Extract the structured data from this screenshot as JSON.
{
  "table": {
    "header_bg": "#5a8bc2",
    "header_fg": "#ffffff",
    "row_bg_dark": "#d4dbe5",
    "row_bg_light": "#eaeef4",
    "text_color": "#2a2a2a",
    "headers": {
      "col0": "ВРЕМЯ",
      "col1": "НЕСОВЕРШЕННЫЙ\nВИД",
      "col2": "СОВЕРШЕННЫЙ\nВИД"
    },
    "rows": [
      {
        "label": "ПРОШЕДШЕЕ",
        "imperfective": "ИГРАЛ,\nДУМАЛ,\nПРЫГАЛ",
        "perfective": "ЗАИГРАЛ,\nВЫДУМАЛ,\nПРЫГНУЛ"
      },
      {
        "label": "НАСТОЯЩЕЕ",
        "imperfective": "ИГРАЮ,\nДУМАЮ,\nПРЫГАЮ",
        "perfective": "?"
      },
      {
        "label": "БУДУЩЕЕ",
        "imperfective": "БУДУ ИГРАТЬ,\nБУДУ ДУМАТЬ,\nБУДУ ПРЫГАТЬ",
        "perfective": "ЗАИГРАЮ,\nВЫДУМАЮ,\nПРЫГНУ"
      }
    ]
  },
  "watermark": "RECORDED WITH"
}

---

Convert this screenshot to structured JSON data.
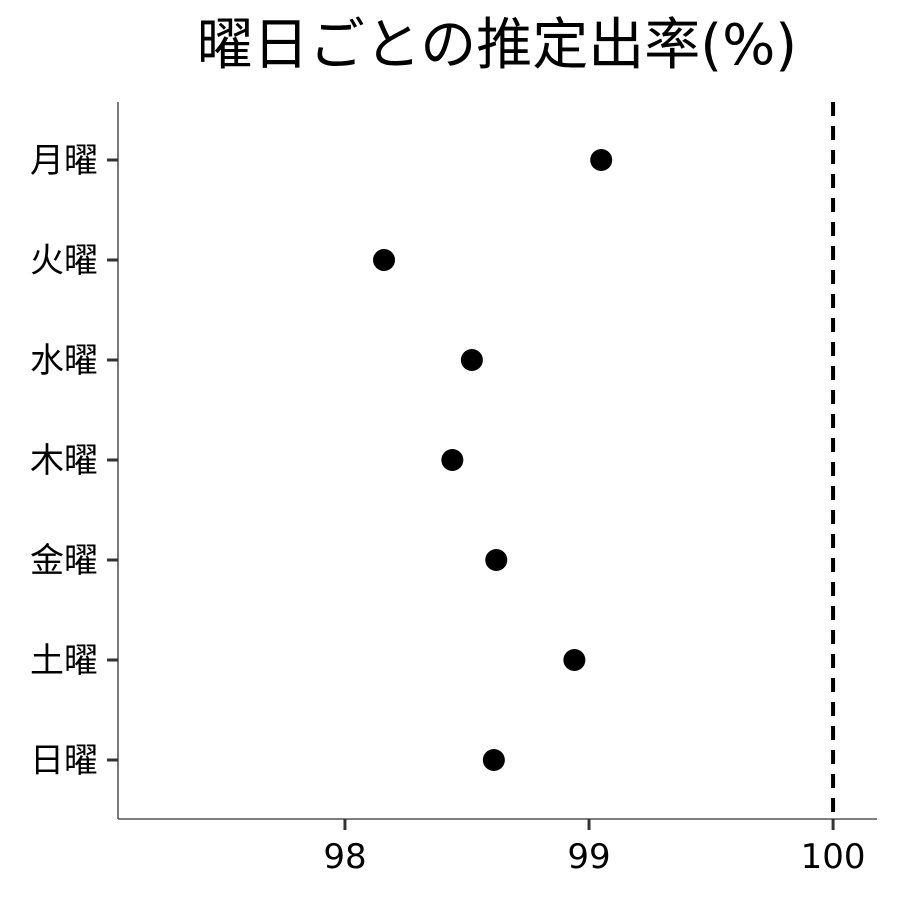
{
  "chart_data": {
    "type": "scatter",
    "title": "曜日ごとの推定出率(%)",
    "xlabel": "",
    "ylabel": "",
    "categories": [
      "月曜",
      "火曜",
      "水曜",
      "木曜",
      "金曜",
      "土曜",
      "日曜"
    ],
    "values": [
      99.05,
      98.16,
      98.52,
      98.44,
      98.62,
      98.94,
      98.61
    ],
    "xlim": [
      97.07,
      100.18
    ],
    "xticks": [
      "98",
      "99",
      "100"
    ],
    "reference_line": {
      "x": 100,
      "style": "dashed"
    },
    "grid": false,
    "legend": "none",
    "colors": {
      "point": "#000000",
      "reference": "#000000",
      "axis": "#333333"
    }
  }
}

### Task
Find the word "imperfective" in the entries above and gather every line that holds it.

### Solution
        "imperfective": "ИГРАЛ,\nДУМАЛ,\nПРЫГАЛ",
        "imperfective": "ИГРАЮ,\nДУМАЮ,\nПРЫГАЮ",
        "imperfective": "БУДУ ИГРАТЬ,\nБУДУ ДУМАТЬ,\nБУДУ ПРЫГАТЬ",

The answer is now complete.